[Dataset records]
══════════
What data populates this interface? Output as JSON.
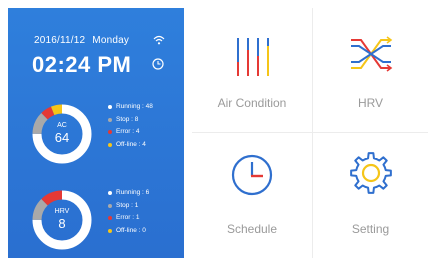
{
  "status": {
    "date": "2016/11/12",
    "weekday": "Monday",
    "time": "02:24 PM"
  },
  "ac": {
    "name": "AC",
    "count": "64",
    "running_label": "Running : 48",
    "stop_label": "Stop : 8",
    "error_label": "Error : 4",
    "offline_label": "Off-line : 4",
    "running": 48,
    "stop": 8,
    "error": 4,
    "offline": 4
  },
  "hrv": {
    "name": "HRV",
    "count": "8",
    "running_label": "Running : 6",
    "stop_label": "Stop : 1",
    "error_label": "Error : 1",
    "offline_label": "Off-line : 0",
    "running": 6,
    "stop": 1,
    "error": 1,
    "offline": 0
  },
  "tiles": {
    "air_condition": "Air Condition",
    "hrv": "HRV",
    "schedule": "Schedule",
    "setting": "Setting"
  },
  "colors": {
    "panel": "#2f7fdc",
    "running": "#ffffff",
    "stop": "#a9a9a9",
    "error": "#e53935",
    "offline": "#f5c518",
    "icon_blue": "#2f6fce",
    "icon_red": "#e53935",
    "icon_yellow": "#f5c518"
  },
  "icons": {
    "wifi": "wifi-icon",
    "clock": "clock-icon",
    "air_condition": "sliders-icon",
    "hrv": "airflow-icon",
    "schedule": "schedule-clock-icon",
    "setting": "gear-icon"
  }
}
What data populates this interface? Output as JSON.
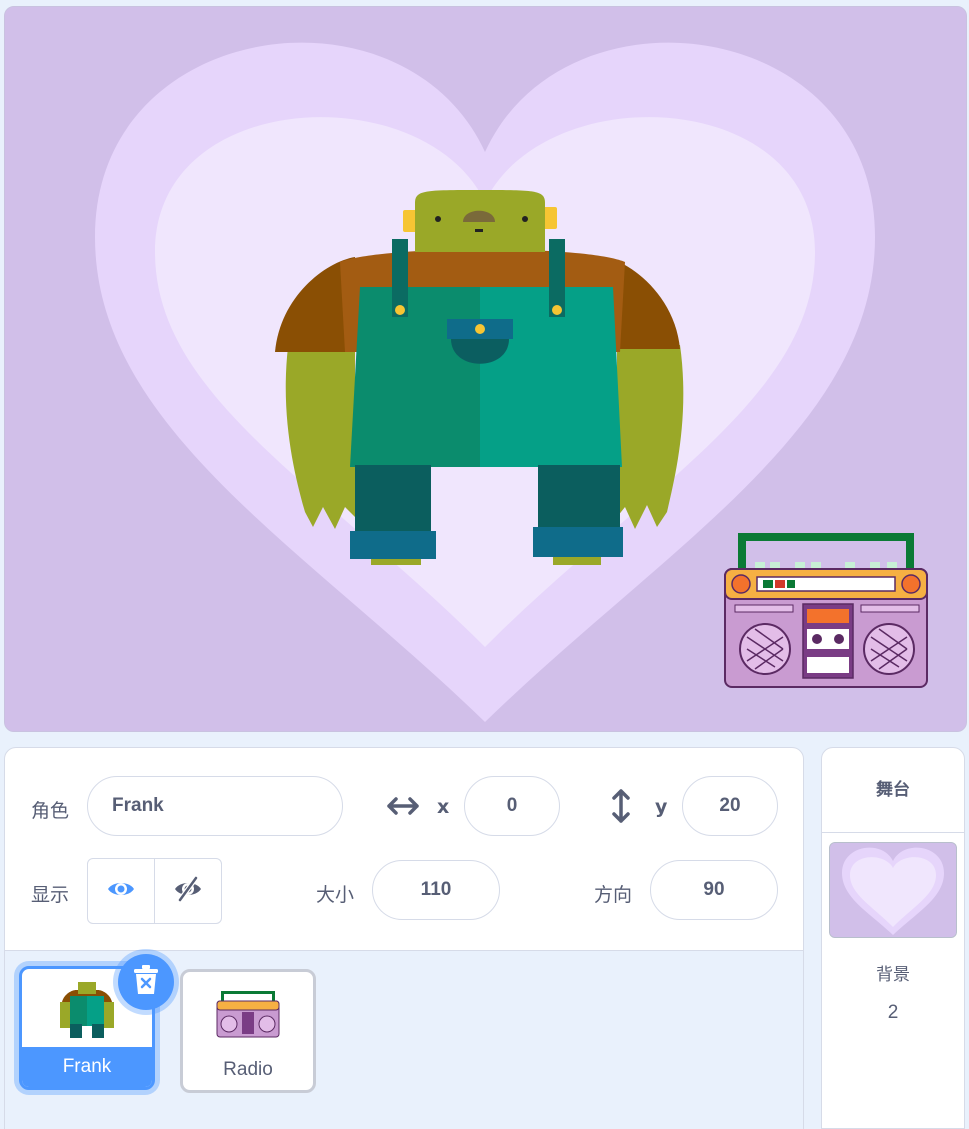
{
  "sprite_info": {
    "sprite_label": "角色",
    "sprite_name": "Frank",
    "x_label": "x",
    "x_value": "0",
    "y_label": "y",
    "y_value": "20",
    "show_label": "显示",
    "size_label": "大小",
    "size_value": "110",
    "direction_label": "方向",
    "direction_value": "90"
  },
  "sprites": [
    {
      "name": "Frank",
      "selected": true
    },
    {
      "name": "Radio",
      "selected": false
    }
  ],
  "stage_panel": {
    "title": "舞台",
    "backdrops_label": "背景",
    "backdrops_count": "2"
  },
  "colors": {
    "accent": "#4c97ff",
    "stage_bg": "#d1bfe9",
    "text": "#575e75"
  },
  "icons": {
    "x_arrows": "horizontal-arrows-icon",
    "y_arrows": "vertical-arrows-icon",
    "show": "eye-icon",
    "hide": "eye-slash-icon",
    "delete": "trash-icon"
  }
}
══════════
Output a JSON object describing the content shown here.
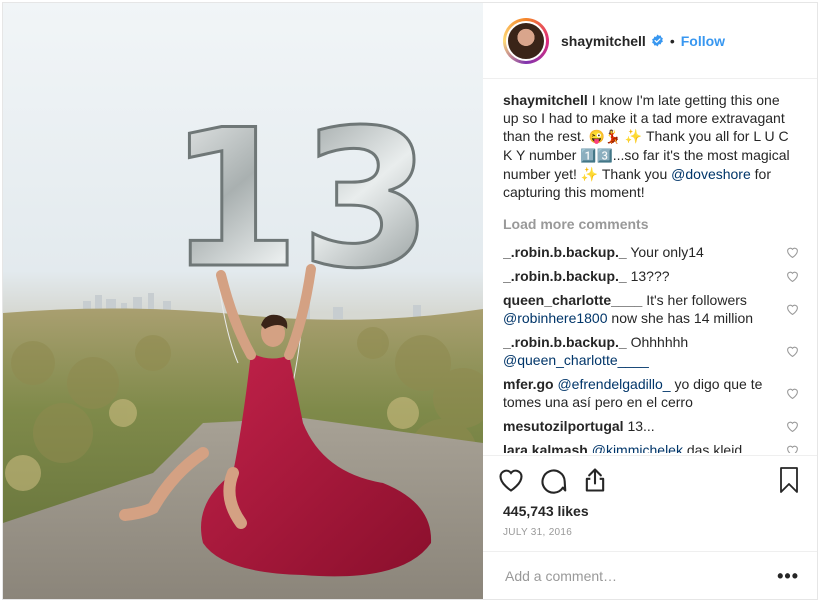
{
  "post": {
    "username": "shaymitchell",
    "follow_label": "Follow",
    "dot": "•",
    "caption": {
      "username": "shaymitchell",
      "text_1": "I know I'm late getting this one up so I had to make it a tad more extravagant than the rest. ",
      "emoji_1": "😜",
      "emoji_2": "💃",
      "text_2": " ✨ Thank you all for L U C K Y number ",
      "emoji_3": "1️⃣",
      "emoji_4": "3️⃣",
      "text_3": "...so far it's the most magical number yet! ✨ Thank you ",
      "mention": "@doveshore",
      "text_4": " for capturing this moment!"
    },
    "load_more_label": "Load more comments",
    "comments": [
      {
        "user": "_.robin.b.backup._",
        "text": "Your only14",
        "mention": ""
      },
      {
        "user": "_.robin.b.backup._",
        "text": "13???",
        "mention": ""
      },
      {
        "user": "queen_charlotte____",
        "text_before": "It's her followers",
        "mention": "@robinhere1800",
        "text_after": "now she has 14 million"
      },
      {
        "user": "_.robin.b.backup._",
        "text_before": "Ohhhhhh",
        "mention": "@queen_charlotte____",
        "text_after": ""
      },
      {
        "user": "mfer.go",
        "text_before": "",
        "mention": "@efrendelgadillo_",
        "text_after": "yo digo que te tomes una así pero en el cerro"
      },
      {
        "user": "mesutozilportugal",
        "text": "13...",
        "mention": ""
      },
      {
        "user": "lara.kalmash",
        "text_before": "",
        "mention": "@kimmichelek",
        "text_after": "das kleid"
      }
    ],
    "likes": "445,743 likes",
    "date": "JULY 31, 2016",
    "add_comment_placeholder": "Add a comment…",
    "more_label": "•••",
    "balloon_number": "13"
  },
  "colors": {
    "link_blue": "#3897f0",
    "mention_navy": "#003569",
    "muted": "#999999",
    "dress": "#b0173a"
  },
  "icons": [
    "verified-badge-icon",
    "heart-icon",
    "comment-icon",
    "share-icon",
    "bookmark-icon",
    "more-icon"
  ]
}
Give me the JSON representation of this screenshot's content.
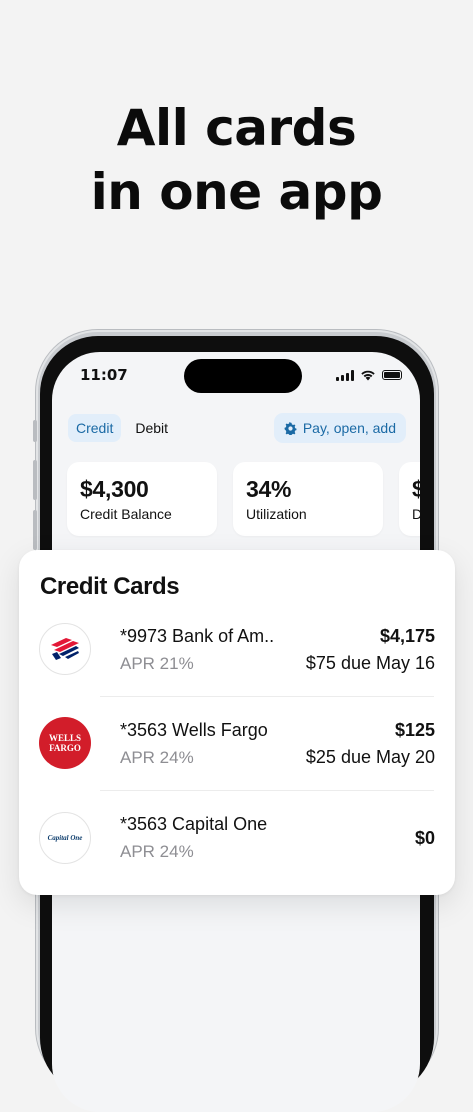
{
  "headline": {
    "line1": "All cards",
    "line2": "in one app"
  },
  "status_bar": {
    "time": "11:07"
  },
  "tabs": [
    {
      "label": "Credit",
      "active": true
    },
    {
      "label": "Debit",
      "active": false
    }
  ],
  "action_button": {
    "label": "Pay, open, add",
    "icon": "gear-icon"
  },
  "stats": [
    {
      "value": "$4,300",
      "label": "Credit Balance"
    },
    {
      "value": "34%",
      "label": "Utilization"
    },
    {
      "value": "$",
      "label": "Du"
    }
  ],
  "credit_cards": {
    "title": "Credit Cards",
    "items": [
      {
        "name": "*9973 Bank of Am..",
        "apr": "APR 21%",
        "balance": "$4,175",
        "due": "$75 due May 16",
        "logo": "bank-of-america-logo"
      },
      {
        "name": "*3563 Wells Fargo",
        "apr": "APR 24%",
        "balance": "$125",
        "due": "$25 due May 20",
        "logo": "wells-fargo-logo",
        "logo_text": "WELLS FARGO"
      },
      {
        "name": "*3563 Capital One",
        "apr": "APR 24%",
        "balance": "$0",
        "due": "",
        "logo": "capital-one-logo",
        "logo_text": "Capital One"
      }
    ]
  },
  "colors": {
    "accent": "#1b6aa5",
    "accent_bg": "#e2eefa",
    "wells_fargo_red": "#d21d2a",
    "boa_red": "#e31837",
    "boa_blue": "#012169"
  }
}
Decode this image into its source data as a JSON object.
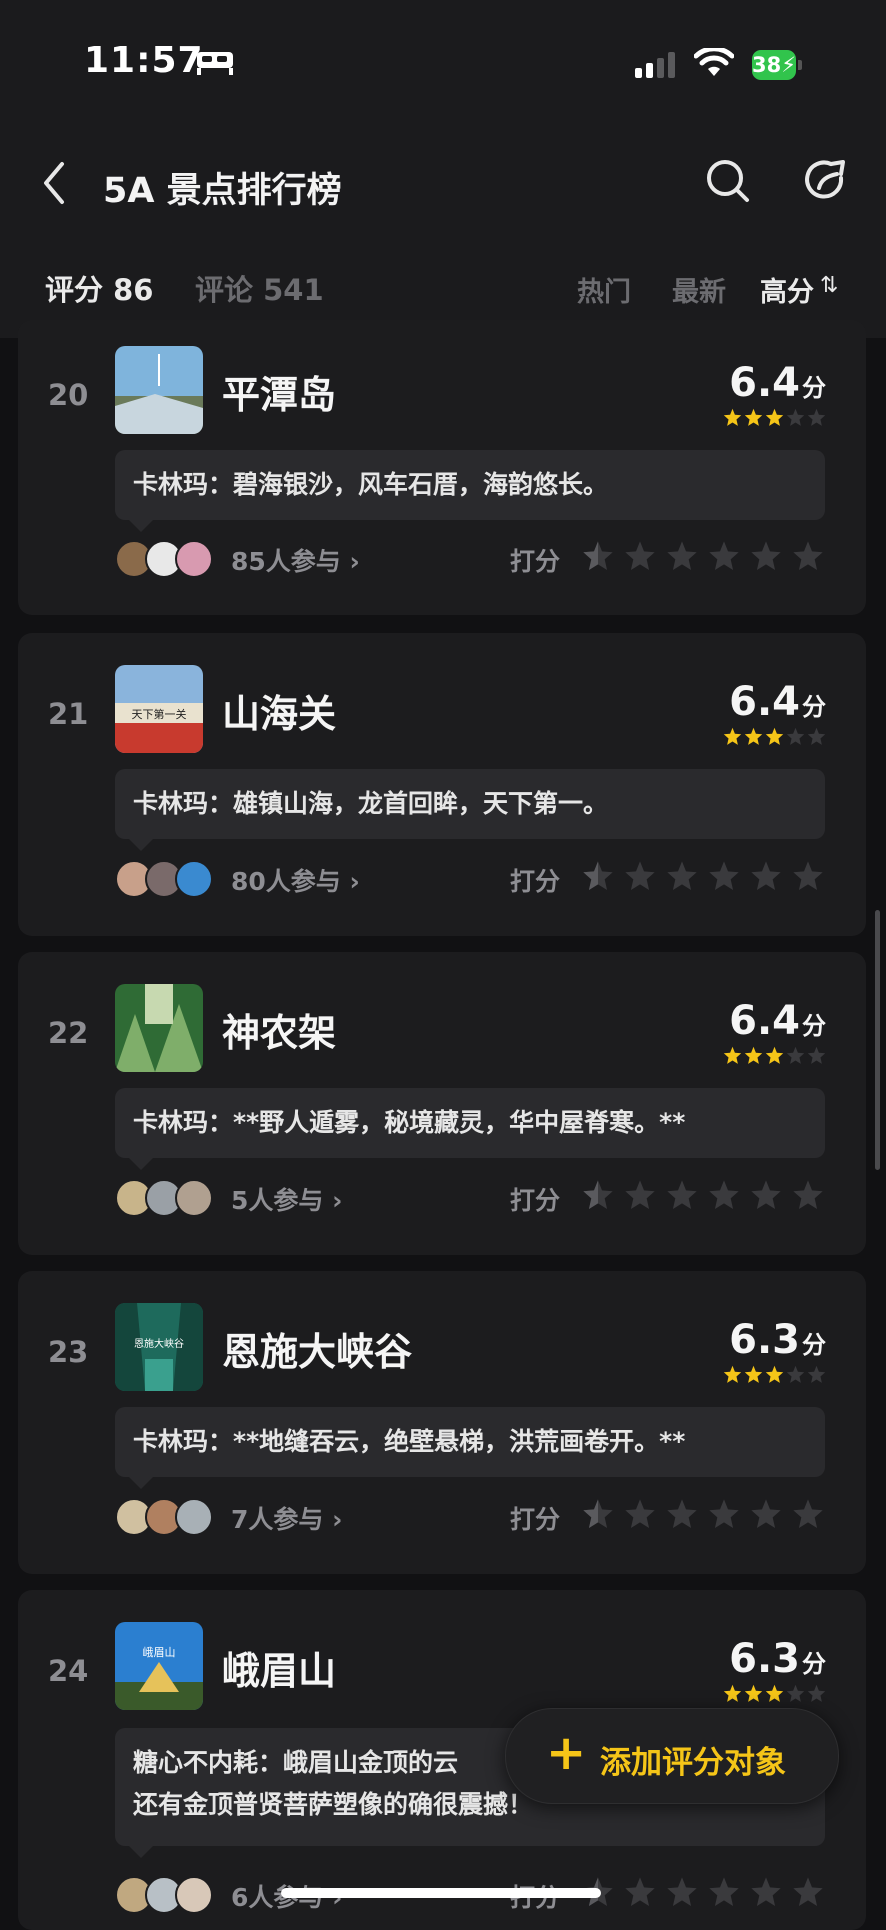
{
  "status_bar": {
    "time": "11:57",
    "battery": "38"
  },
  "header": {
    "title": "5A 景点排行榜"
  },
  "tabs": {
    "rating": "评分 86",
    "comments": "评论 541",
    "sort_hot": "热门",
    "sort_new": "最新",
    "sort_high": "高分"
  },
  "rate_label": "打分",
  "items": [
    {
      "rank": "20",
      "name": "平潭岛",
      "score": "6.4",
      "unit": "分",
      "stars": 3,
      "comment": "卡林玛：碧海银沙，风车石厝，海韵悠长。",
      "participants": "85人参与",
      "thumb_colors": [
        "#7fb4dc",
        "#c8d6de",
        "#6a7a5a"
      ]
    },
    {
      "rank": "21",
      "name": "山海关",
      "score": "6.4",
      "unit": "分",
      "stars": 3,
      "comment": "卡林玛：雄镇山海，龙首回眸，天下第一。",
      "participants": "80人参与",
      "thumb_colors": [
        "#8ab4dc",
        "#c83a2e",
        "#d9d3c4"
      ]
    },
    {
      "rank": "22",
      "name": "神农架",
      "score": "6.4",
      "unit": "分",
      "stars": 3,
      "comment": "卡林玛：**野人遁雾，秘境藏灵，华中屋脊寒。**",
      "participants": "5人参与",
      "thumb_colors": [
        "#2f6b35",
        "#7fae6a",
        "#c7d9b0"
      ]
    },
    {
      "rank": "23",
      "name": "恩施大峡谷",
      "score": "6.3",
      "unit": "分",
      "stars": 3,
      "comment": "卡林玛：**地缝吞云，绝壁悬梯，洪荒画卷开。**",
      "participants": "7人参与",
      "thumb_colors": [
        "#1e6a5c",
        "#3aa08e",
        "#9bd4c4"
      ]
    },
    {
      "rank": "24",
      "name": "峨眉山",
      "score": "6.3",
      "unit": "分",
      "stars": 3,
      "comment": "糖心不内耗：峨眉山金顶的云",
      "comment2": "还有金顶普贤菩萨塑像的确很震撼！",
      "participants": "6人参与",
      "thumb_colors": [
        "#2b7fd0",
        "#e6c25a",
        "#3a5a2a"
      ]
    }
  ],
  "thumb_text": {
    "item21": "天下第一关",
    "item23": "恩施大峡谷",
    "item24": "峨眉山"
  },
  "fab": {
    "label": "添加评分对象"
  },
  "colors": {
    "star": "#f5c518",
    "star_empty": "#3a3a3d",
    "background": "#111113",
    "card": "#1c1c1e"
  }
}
══════════
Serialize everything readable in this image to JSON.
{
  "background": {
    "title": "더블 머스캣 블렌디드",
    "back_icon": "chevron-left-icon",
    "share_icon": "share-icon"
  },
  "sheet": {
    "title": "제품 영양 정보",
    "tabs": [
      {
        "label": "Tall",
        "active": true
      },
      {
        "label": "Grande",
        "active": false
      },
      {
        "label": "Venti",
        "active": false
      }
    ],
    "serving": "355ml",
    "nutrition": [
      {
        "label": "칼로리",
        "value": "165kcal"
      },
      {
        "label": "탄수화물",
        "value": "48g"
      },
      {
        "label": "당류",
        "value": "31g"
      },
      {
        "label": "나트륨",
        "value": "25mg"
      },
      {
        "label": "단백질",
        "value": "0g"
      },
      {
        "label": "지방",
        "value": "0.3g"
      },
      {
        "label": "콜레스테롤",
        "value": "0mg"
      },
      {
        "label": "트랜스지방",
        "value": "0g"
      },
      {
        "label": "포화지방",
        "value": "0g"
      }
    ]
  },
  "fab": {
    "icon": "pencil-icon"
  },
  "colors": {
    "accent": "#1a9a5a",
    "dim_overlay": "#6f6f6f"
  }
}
══════════
> **Task goal**: Look through the entries above and list every line containing "clock".

> **Response to this exercise**:
    "clock": "clock-icon",
    "schedule": "schedule-clock-icon",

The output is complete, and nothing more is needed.